## DATA PROVIDED
== == ==

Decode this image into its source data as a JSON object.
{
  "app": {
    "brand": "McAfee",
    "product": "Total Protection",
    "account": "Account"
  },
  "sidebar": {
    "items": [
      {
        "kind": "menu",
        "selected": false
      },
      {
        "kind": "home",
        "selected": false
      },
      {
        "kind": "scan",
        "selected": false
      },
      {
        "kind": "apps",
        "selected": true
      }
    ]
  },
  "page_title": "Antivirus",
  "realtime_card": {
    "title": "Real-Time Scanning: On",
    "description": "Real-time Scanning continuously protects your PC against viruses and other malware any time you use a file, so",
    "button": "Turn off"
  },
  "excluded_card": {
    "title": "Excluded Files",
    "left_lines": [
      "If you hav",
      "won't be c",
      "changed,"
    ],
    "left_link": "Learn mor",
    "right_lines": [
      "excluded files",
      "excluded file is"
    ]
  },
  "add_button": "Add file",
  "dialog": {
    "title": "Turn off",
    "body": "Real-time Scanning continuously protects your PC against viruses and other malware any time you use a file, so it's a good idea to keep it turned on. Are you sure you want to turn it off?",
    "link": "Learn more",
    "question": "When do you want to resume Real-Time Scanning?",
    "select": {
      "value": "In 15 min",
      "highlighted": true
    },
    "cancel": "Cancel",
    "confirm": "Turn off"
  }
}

== == ==

## EXERCISE BRIEF
Within the records, filter for lines that contain the word "your" and show each one.

## REPLY
    "description": "Real-time Scanning continuously protects your PC against viruses and other malware any time you use a file, so",
    "body": "Real-time Scanning continuously protects your PC against viruses and other malware any time you use a file, so it's a good idea to keep it turned on. Are you sure you want to turn it off?",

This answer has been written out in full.